_TASK GOAL_. Reproduce all the entries precisely.

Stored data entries
########

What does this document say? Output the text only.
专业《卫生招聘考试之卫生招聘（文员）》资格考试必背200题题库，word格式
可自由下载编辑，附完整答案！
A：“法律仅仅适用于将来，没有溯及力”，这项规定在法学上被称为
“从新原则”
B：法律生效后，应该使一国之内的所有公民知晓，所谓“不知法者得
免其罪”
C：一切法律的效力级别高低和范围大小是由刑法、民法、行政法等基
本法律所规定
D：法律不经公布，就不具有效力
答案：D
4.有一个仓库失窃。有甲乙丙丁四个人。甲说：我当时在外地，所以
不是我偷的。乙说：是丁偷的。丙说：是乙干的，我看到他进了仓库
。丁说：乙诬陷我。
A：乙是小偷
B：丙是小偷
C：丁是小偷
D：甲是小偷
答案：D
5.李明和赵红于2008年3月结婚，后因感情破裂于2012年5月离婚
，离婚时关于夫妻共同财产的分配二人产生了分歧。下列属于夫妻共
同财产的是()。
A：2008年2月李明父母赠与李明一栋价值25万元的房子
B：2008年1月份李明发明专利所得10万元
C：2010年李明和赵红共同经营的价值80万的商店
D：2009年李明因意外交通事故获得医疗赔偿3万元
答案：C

########

_RESULT BELOW_.
What does this document say? Output the text only.
专业《卫生招聘考试之卫生招聘（文员）》资格考试必背200题题库，word格式
可自由下载编辑，附完整答案！
A：“法律仅仅适用于将来，没有溯及力”，这项规定在法学上被称为
“从新原则”
B：法律生效后，应该使一国之内的所有公民知晓，所谓“不知法者得
免其罪”
C：一切法律的效力级别高低和范围大小是由刑法、民法、行政法等基
本法律所规定
D：法律不经公布，就不具有效力
答案：D
4.有一个仓库失窃。有甲乙丙丁四个人。甲说：我当时在外地，所以
不是我偷的。乙说：是丁偷的。丙说：是乙干的，我看到他进了仓库
。丁说：乙诬陷我。
A：乙是小偷
B：丙是小偷
C：丁是小偷
D：甲是小偷
答案：D
5.李明和赵红于2008年3月结婚，后因感情破裂于2012年5月离婚
，离婚时关于夫妻共同财产的分配二人产生了分歧。下列属于夫妻共
同财产的是()。
A：2008年2月李明父母赠与李明一栋价值25万元的房子
B：2008年1月份李明发明专利所得10万元
C：2010年李明和赵红共同经营的价值80万的商店
D：2009年李明因意外交通事故获得医疗赔偿3万元
答案：C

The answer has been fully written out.